* Written instruction
Please write out the material that follows, exactly as it stands.

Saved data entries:
>>>

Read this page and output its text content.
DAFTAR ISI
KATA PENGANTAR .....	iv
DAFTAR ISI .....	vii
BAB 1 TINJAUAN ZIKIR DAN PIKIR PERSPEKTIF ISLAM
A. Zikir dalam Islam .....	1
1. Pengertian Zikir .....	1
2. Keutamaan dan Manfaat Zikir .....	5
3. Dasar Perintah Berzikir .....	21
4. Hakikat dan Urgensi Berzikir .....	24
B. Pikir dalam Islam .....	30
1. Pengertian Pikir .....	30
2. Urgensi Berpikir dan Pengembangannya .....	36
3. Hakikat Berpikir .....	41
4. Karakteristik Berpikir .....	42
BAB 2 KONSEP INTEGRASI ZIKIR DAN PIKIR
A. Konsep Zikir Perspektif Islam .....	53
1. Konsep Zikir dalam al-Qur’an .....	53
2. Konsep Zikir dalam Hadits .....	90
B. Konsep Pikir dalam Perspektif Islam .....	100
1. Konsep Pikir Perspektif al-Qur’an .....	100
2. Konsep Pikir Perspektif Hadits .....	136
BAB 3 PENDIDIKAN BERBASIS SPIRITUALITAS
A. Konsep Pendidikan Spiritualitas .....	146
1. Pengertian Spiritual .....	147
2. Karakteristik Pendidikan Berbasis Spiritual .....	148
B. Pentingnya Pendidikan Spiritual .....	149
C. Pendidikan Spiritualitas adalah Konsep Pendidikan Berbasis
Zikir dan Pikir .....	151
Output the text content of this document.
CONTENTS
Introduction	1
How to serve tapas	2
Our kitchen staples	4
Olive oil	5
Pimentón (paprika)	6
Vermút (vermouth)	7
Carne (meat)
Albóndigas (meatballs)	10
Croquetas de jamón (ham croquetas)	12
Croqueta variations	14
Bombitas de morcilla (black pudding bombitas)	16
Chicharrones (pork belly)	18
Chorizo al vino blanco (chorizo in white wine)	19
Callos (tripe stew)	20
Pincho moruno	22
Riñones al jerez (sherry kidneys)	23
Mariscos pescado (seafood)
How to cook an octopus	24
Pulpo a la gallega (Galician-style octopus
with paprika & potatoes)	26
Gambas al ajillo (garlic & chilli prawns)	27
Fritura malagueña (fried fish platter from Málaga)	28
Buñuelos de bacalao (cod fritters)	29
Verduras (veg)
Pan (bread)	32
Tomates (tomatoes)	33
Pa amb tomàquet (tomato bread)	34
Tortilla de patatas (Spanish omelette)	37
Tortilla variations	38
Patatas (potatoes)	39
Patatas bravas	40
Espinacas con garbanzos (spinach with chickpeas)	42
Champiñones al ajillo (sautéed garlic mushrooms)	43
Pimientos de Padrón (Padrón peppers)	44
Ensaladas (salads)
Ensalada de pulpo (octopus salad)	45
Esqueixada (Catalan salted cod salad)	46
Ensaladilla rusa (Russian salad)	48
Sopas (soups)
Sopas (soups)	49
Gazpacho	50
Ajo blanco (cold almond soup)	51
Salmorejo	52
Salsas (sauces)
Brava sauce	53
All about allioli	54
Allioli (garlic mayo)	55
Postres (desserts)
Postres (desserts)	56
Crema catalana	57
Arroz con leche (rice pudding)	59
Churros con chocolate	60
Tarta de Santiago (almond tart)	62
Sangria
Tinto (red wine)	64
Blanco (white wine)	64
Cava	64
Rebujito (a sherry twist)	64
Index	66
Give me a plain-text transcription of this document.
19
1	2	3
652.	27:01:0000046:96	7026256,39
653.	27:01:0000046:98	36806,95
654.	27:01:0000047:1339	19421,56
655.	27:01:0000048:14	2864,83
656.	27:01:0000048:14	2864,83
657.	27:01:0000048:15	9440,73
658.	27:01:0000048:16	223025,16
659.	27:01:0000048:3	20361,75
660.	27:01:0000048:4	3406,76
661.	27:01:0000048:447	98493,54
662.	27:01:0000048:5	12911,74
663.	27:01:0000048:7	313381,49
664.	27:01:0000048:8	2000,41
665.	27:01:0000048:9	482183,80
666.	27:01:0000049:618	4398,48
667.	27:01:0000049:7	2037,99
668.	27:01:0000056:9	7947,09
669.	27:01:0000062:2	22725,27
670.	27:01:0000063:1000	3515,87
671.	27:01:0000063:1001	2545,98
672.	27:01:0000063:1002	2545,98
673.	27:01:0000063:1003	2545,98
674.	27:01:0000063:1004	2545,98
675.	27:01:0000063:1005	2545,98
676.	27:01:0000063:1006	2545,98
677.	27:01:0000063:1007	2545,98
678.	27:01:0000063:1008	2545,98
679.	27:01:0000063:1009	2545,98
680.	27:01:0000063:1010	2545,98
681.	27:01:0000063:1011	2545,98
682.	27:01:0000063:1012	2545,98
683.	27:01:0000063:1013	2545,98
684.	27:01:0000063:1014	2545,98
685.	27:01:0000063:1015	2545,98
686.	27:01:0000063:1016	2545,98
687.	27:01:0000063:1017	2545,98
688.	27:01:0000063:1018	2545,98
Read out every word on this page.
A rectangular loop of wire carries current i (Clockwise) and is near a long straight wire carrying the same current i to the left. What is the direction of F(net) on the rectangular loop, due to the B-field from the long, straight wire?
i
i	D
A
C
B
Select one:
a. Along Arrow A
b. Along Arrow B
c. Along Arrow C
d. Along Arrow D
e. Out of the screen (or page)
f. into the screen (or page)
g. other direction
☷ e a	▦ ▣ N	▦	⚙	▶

<<<

* Exercise output
Read this page and output its text content.
DAFTAR ISI
KATA PENGANTAR .....	iv
DAFTAR ISI .....	vii
BAB 1 TINJAUAN ZIKIR DAN PIKIR PERSPEKTIF ISLAM
A. Zikir dalam Islam .....	1
1. Pengertian Zikir .....	1
2. Keutamaan dan Manfaat Zikir .....	5
3. Dasar Perintah Berzikir .....	21
4. Hakikat dan Urgensi Berzikir .....	24
B. Pikir dalam Islam .....	30
1. Pengertian Pikir .....	30
2. Urgensi Berpikir dan Pengembangannya .....	36
3. Hakikat Berpikir .....	41
4. Karakteristik Berpikir .....	42
BAB 2 KONSEP INTEGRASI ZIKIR DAN PIKIR
A. Konsep Zikir Perspektif Islam .....	53
1. Konsep Zikir dalam al-Qur’an .....	53
2. Konsep Zikir dalam Hadits .....	90
B. Konsep Pikir dalam Perspektif Islam .....	100
1. Konsep Pikir Perspektif al-Qur’an .....	100
2. Konsep Pikir Perspektif Hadits .....	136
BAB 3 PENDIDIKAN BERBASIS SPIRITUALITAS
A. Konsep Pendidikan Spiritualitas .....	146
1. Pengertian Spiritual .....	147
2. Karakteristik Pendidikan Berbasis Spiritual .....	148
B. Pentingnya Pendidikan Spiritual .....	149
C. Pendidikan Spiritualitas adalah Konsep Pendidikan Berbasis
Zikir dan Pikir .....	151
Output the text content of this document.
CONTENTS
Introduction	1
How to serve tapas	2
Our kitchen staples	4
Olive oil	5
Pimentón (paprika)	6
Vermút (vermouth)	7
Carne (meat)
Albóndigas (meatballs)	10
Croquetas de jamón (ham croquetas)	12
Croqueta variations	14
Bombitas de morcilla (black pudding bombitas)	16
Chicharrones (pork belly)	18
Chorizo al vino blanco (chorizo in white wine)	19
Callos (tripe stew)	20
Pincho moruno	22
Riñones al jerez (sherry kidneys)	23
Mariscos pescado (seafood)
How to cook an octopus	24
Pulpo a la gallega (Galician-style octopus
with paprika & potatoes)	26
Gambas al ajillo (garlic & chilli prawns)	27
Fritura malagueña (fried fish platter from Málaga)	28
Buñuelos de bacalao (cod fritters)	29
Verduras (veg)
Pan (bread)	32
Tomates (tomatoes)	33
Pa amb tomàquet (tomato bread)	34
Tortilla de patatas (Spanish omelette)	37
Tortilla variations	38
Patatas (potatoes)	39
Patatas bravas	40
Espinacas con garbanzos (spinach with chickpeas)	42
Champiñones al ajillo (sautéed garlic mushrooms)	43
Pimientos de Padrón (Padrón peppers)	44
Ensaladas (salads)
Ensalada de pulpo (octopus salad)	45
Esqueixada (Catalan salted cod salad)	46
Ensaladilla rusa (Russian salad)	48
Sopas (soups)
Sopas (soups)	49
Gazpacho	50
Ajo blanco (cold almond soup)	51
Salmorejo	52
Salsas (sauces)
Brava sauce	53
All about allioli	54
Allioli (garlic mayo)	55
Postres (desserts)
Postres (desserts)	56
Crema catalana	57
Arroz con leche (rice pudding)	59
Churros con chocolate	60
Tarta de Santiago (almond tart)	62
Sangria
Tinto (red wine)	64
Blanco (white wine)	64
Cava	64
Rebujito (a sherry twist)	64
Index	66
Give me a plain-text transcription of this document.
19
1	2	3
652.	27:01:0000046:96	7026256,39
653.	27:01:0000046:98	36806,95
654.	27:01:0000047:1339	19421,56
655.	27:01:0000048:14	2864,83
656.	27:01:0000048:14	2864,83
657.	27:01:0000048:15	9440,73
658.	27:01:0000048:16	223025,16
659.	27:01:0000048:3	20361,75
660.	27:01:0000048:4	3406,76
661.	27:01:0000048:447	98493,54
662.	27:01:0000048:5	12911,74
663.	27:01:0000048:7	313381,49
664.	27:01:0000048:8	2000,41
665.	27:01:0000048:9	482183,80
666.	27:01:0000049:618	4398,48
667.	27:01:0000049:7	2037,99
668.	27:01:0000056:9	7947,09
669.	27:01:0000062:2	22725,27
670.	27:01:0000063:1000	3515,87
671.	27:01:0000063:1001	2545,98
672.	27:01:0000063:1002	2545,98
673.	27:01:0000063:1003	2545,98
674.	27:01:0000063:1004	2545,98
675.	27:01:0000063:1005	2545,98
676.	27:01:0000063:1006	2545,98
677.	27:01:0000063:1007	2545,98
678.	27:01:0000063:1008	2545,98
679.	27:01:0000063:1009	2545,98
680.	27:01:0000063:1010	2545,98
681.	27:01:0000063:1011	2545,98
682.	27:01:0000063:1012	2545,98
683.	27:01:0000063:1013	2545,98
684.	27:01:0000063:1014	2545,98
685.	27:01:0000063:1015	2545,98
686.	27:01:0000063:1016	2545,98
687.	27:01:0000063:1017	2545,98
688.	27:01:0000063:1018	2545,98
Read out every word on this page.
A rectangular loop of wire carries current i (Clockwise) and is near a long straight wire carrying the same current i to the left. What is the direction of F(net) on the rectangular loop, due to the B-field from the long, straight wire?
i
i	D
A
C
B
Select one:
a. Along Arrow A
b. Along Arrow B
c. Along Arrow C
d. Along Arrow D
e. Out of the screen (or page)
f. into the screen (or page)
g. other direction
☷ e a	▦ ▣ N	▦	⚙	▶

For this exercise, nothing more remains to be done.